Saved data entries
— begin —

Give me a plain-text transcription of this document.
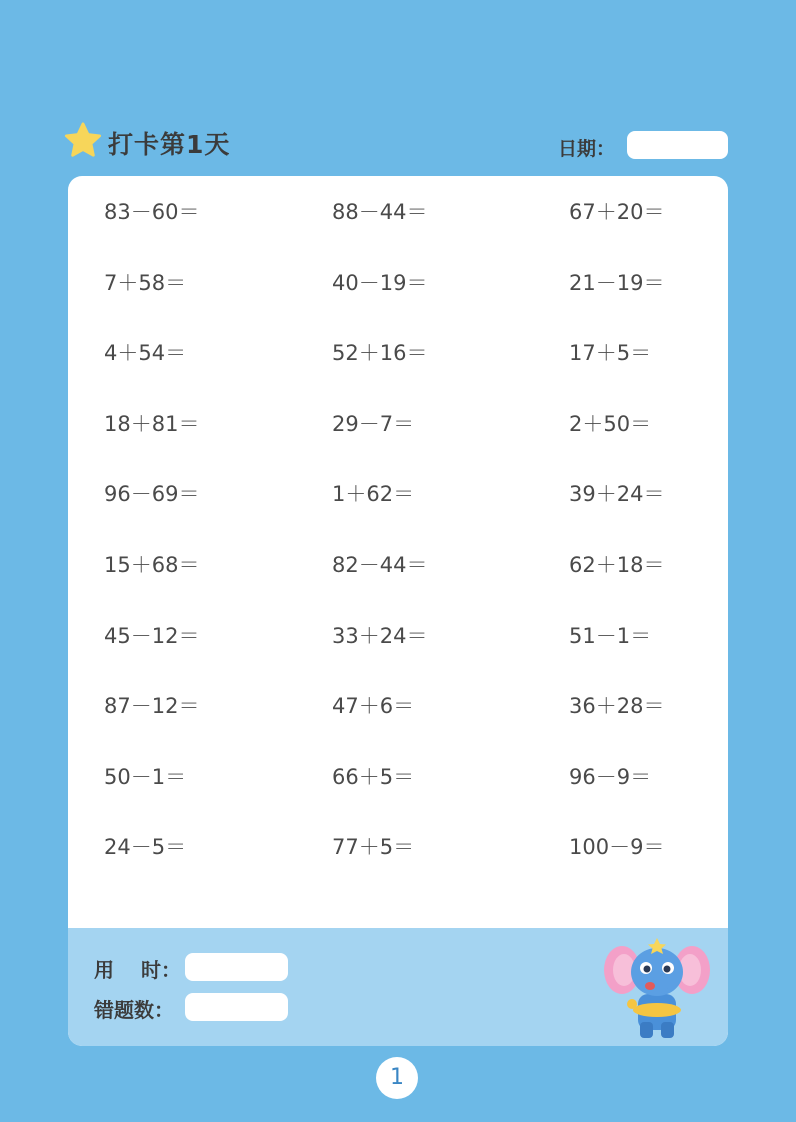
打卡第1天	日期：
83－60＝	88－44＝	67＋20＝
7＋58＝	40－19＝	21－19＝
4＋54＝	52＋16＝	17＋5＝
18＋81＝	29－7＝	2＋50＝
96－69＝	1＋62＝	39＋24＝
15＋68＝	82－44＝	62＋18＝
45－12＝	33＋24＝	51－1＝
87－12＝	47＋6＝	36＋28＝
50－1＝	66＋5＝	96－9＝
24－5＝	77＋5＝	100－9＝
用　 时：
错题数：
1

— end —

▸ THE TASK
Copy out all the entries exactly. Images stay out of the copy.

▸ RESULT FOR THIS EXERCISE
Give me a plain-text transcription of this document.
打卡第1天	日期：
83－60＝	88－44＝	67＋20＝
7＋58＝	40－19＝	21－19＝
4＋54＝	52＋16＝	17＋5＝
18＋81＝	29－7＝	2＋50＝
96－69＝	1＋62＝	39＋24＝
15＋68＝	82－44＝	62＋18＝
45－12＝	33＋24＝	51－1＝
87－12＝	47＋6＝	36＋28＝
50－1＝	66＋5＝	96－9＝
24－5＝	77＋5＝	100－9＝
用　 时：
错题数：
1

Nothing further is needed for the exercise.